Set problem
Pull every line containing "tehnikā" out of the material below.

--- START Dataset records ---

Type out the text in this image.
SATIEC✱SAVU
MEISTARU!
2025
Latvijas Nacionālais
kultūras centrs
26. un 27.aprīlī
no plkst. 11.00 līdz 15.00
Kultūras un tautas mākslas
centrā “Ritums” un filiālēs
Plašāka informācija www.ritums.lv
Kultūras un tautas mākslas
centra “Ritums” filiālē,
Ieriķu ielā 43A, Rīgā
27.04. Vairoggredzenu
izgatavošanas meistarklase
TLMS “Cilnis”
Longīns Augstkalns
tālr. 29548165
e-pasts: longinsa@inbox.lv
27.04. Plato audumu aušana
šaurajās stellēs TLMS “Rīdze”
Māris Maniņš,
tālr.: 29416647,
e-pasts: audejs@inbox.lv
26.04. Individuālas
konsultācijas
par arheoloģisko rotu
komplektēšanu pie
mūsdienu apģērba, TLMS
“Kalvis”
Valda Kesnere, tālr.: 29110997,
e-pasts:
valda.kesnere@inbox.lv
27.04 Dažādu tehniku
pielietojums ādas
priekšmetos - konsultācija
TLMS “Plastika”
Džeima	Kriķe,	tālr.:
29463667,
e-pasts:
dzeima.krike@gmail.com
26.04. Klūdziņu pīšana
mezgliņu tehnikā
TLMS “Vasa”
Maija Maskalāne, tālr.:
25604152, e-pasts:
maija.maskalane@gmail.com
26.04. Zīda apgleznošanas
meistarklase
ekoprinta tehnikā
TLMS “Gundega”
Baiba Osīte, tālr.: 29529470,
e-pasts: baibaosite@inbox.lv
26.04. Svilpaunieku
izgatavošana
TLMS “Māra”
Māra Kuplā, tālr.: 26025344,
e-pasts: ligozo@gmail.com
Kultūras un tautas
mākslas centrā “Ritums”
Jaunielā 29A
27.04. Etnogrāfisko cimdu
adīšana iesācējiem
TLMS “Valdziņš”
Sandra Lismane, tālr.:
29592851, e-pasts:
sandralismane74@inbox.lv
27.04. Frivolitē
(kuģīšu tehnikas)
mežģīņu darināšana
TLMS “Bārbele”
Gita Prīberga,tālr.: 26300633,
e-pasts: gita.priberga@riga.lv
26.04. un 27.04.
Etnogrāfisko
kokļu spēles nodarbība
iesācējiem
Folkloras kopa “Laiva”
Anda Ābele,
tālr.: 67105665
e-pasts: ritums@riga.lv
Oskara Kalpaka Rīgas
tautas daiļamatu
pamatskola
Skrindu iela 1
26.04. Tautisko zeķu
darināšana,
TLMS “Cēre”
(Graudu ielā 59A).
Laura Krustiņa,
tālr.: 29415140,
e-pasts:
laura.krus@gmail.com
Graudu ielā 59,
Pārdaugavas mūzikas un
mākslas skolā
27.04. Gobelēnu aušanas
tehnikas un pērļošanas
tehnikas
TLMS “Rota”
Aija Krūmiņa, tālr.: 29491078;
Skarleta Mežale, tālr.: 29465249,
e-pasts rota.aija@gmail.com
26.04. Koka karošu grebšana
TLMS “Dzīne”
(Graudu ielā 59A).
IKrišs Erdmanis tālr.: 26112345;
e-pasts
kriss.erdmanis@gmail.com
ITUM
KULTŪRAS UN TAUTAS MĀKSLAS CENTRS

--- END Dataset records ---

Result
mezgliņu tehnikā
ekoprinta tehnikā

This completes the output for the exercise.